» What is asked: Transcribe all the records exactly and omit any images they hold.

_ _ _ _ _ _ _

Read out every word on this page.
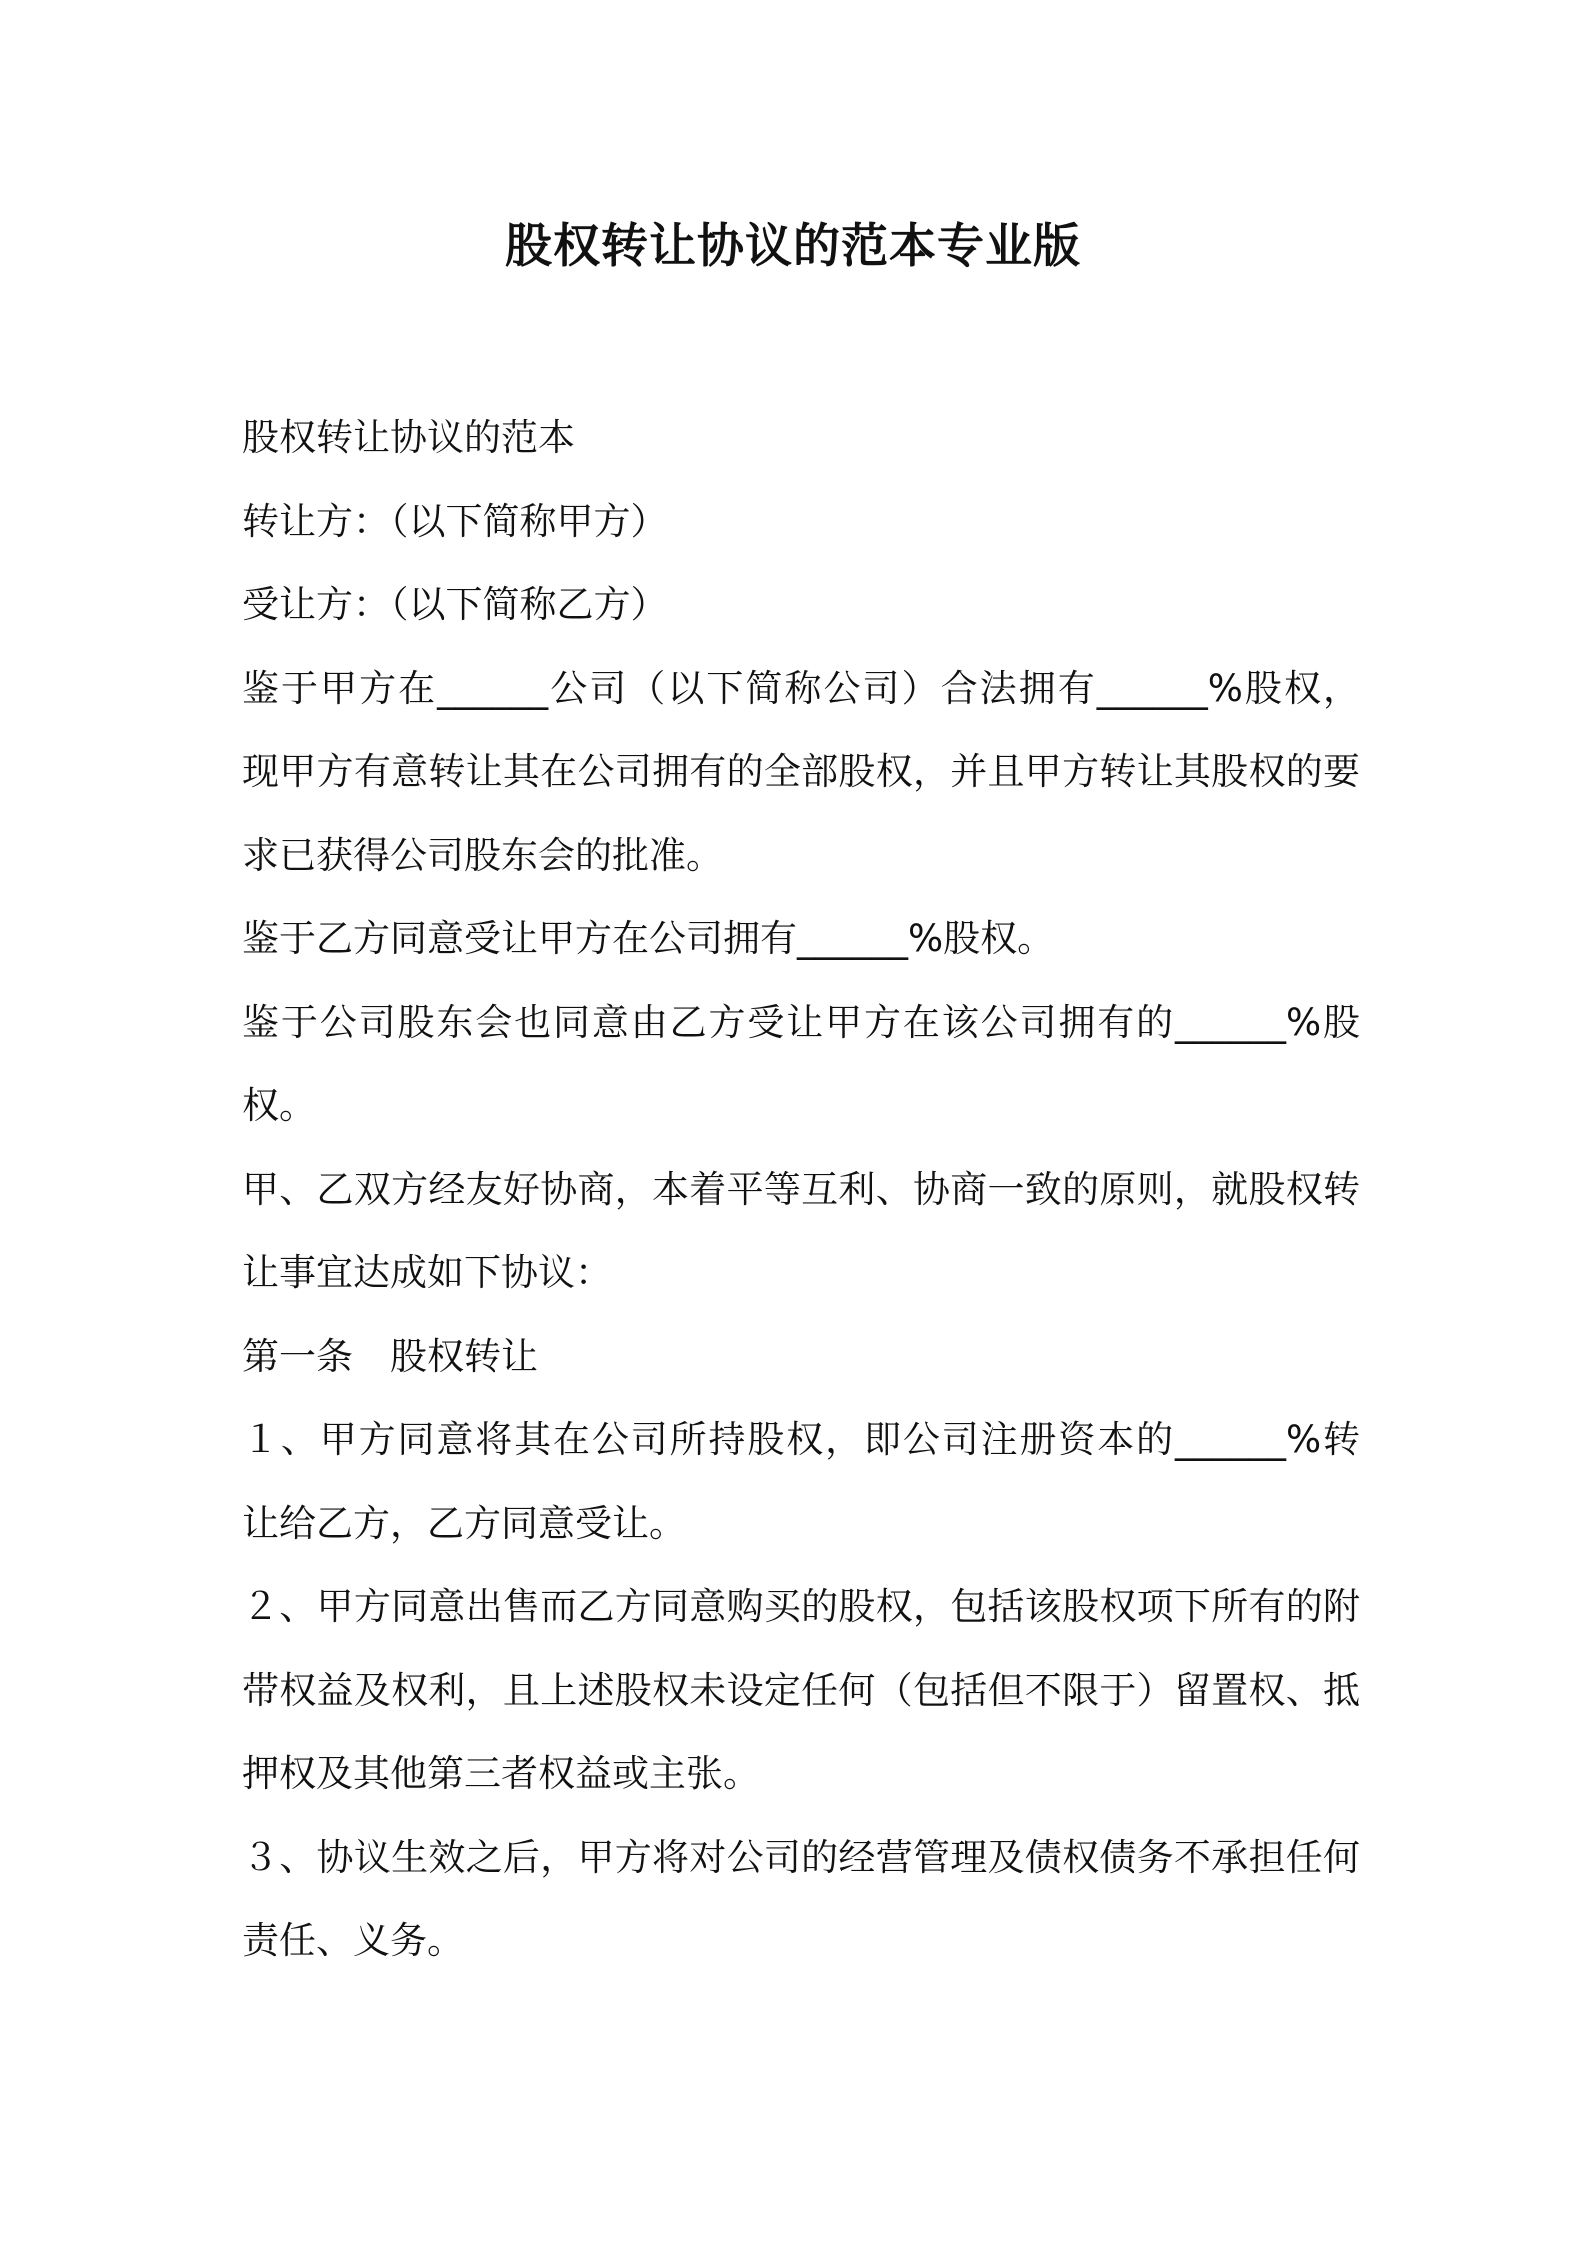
股权转让协议的范本专业版
股权转让协议的范本
转让方：（以下简称甲方）
受让方：（以下简称乙方）
鉴于甲方在______公司（以下简称公司）合法拥有______%股权，
现甲方有意转让其在公司拥有的全部股权，并且甲方转让其股权的要
求已获得公司股东会的批准。
鉴于乙方同意受让甲方在公司拥有______%股权。
鉴于公司股东会也同意由乙方受让甲方在该公司拥有的______%股
权。
甲、乙双方经友好协商，本着平等互利、协商一致的原则，就股权转
让事宜达成如下协议：
第一条　股权转让
１、甲方同意将其在公司所持股权，即公司注册资本的______%转
让给乙方，乙方同意受让。
２、甲方同意出售而乙方同意购买的股权，包括该股权项下所有的附
带权益及权利，且上述股权未设定任何（包括但不限于）留置权、抵
押权及其他第三者权益或主张。
３、协议生效之后，甲方将对公司的经营管理及债权债务不承担任何
责任、义务。
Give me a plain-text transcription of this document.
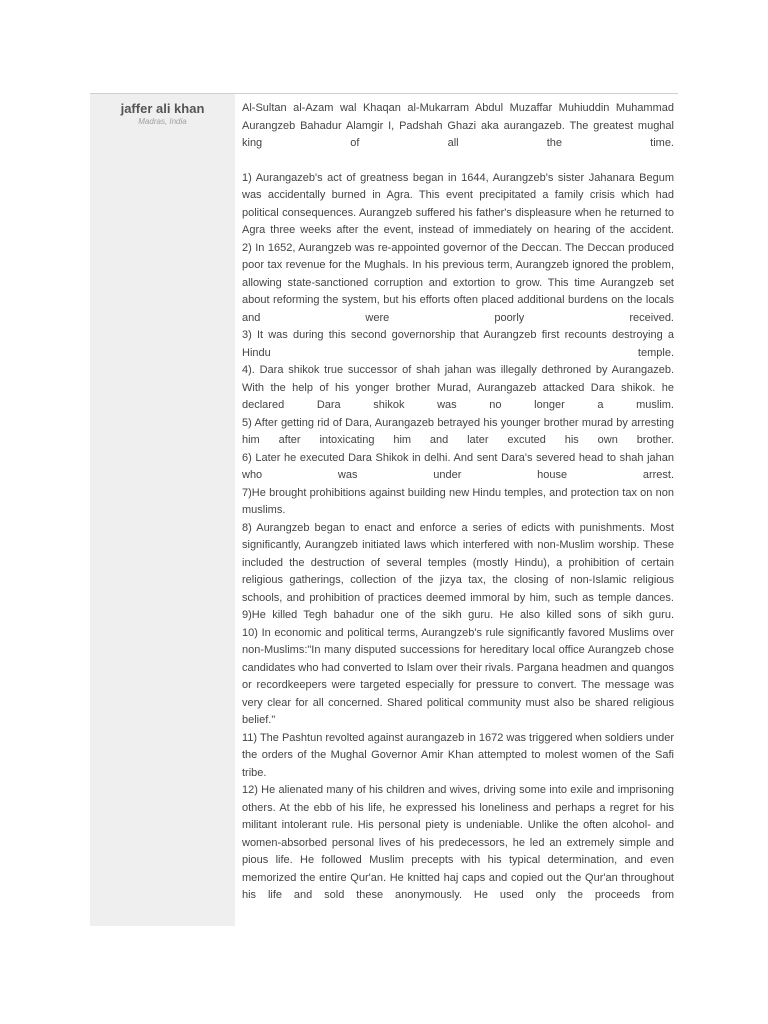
jaffer ali khan
Madras, India

Al-Sultan al-Azam wal Khaqan al-Mukarram Abdul Muzaffar Muhiuddin Muhammad Aurangzeb Bahadur Alamgir I, Padshah Ghazi aka aurangazeb. The greatest mughal king of all the time.

1) Aurangazeb's act of greatness began in 1644, Aurangzeb's sister Jahanara Begum was accidentally burned in Agra. This event precipitated a family crisis which had political consequences. Aurangzeb suffered his father's displeasure when he returned to Agra three weeks after the event, instead of immediately on hearing of the accident.

2) In 1652, Aurangzeb was re-appointed governor of the Deccan. The Deccan produced poor tax revenue for the Mughals. In his previous term, Aurangzeb ignored the problem, allowing state-sanctioned corruption and extortion to grow. This time Aurangzeb set about reforming the system, but his efforts often placed additional burdens on the locals and were poorly received.

3) It was during this second governorship that Aurangzeb first recounts destroying a Hindu temple.

4). Dara shikok true successor of shah jahan was illegally dethroned by Aurangazeb. With the help of his yonger brother Murad, Aurangazeb attacked Dara shikok. he declared Dara shikok was no longer a muslim.

5) After getting rid of Dara, Aurangazeb betrayed his younger brother murad by arresting him after intoxicating him and later excuted his own brother.

6) Later he executed Dara Shikok in delhi. And sent Dara's severed head to shah jahan who was under house arrest.

7)He brought prohibitions against building new Hindu temples, and protection tax on non muslims.

8) Aurangzeb began to enact and enforce a series of edicts with punishments. Most significantly, Aurangzeb initiated laws which interfered with non-Muslim worship. These included the destruction of several temples (mostly Hindu), a prohibition of certain religious gatherings, collection of the jizya tax, the closing of non-Islamic religious schools, and prohibition of practices deemed immoral by him, such as temple dances.

9)He killed Tegh bahadur one of the sikh guru. He also killed sons of sikh guru.

10) In economic and political terms, Aurangzeb's rule significantly favored Muslims over non-Muslims:"In many disputed successions for hereditary local office Aurangzeb chose candidates who had converted to Islam over their rivals. Pargana headmen and quangos or recordkeepers were targeted especially for pressure to convert. The message was very clear for all concerned. Shared political community must also be shared religious belief."

11) The Pashtun revolted against aurangazeb in 1672 was triggered when soldiers under the orders of the Mughal Governor Amir Khan attempted to molest women of the Safi tribe.

12) He alienated many of his children and wives, driving some into exile and imprisoning others. At the ebb of his life, he expressed his loneliness and perhaps a regret for his militant intolerant rule. His personal piety is undeniable. Unlike the often alcohol- and women-absorbed personal lives of his predecessors, he led an extremely simple and pious life. He followed Muslim precepts with his typical determination, and even memorized the entire Qur'an. He knitted haj caps and copied out the Qur'an throughout his life and sold these anonymously. He used only the proceeds from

_ _ _ _ _ _ _

» The reply:
Read out every word on this page.
股权转让协议的范本专业版
股权转让协议的范本
转让方：（以下简称甲方）
受让方：（以下简称乙方）
鉴于甲方在______公司（以下简称公司）合法拥有______%股权，
现甲方有意转让其在公司拥有的全部股权，并且甲方转让其股权的要
求已获得公司股东会的批准。
鉴于乙方同意受让甲方在公司拥有______%股权。
鉴于公司股东会也同意由乙方受让甲方在该公司拥有的______%股
权。
甲、乙双方经友好协商，本着平等互利、协商一致的原则，就股权转
让事宜达成如下协议：
第一条　股权转让
１、甲方同意将其在公司所持股权，即公司注册资本的______%转
让给乙方，乙方同意受让。
２、甲方同意出售而乙方同意购买的股权，包括该股权项下所有的附
带权益及权利，且上述股权未设定任何（包括但不限于）留置权、抵
押权及其他第三者权益或主张。
３、协议生效之后，甲方将对公司的经营管理及债权债务不承担任何
责任、义务。
Give me a plain-text transcription of this document.
jaffer ali khan
Madras, India

Al-Sultan al-Azam wal Khaqan al-Mukarram Abdul Muzaffar Muhiuddin Muhammad Aurangzeb Bahadur Alamgir I, Padshah Ghazi aka aurangazeb. The greatest mughal king of all the time.

1) Aurangazeb's act of greatness began in 1644, Aurangzeb's sister Jahanara Begum was accidentally burned in Agra. This event precipitated a family crisis which had political consequences. Aurangzeb suffered his father's displeasure when he returned to Agra three weeks after the event, instead of immediately on hearing of the accident.

2) In 1652, Aurangzeb was re-appointed governor of the Deccan. The Deccan produced poor tax revenue for the Mughals. In his previous term, Aurangzeb ignored the problem, allowing state-sanctioned corruption and extortion to grow. This time Aurangzeb set about reforming the system, but his efforts often placed additional burdens on the locals and were poorly received.

3) It was during this second governorship that Aurangzeb first recounts destroying a Hindu temple.

4). Dara shikok true successor of shah jahan was illegally dethroned by Aurangazeb. With the help of his yonger brother Murad, Aurangazeb attacked Dara shikok. he declared Dara shikok was no longer a muslim.

5) After getting rid of Dara, Aurangazeb betrayed his younger brother murad by arresting him after intoxicating him and later excuted his own brother.

6) Later he executed Dara Shikok in delhi. And sent Dara's severed head to shah jahan who was under house arrest.

7)He brought prohibitions against building new Hindu temples, and protection tax on non muslims.

8) Aurangzeb began to enact and enforce a series of edicts with punishments. Most significantly, Aurangzeb initiated laws which interfered with non-Muslim worship. These included the destruction of several temples (mostly Hindu), a prohibition of certain religious gatherings, collection of the jizya tax, the closing of non-Islamic religious schools, and prohibition of practices deemed immoral by him, such as temple dances.

9)He killed Tegh bahadur one of the sikh guru. He also killed sons of sikh guru.

10) In economic and political terms, Aurangzeb's rule significantly favored Muslims over non-Muslims:"In many disputed successions for hereditary local office Aurangzeb chose candidates who had converted to Islam over their rivals. Pargana headmen and quangos or recordkeepers were targeted especially for pressure to convert. The message was very clear for all concerned. Shared political community must also be shared religious belief."

11) The Pashtun revolted against aurangazeb in 1672 was triggered when soldiers under the orders of the Mughal Governor Amir Khan attempted to molest women of the Safi tribe.

12) He alienated many of his children and wives, driving some into exile and imprisoning others. At the ebb of his life, he expressed his loneliness and perhaps a regret for his militant intolerant rule. His personal piety is undeniable. Unlike the often alcohol- and women-absorbed personal lives of his predecessors, he led an extremely simple and pious life. He followed Muslim precepts with his typical determination, and even memorized the entire Qur'an. He knitted haj caps and copied out the Qur'an throughout his life and sold these anonymously. He used only the proceeds from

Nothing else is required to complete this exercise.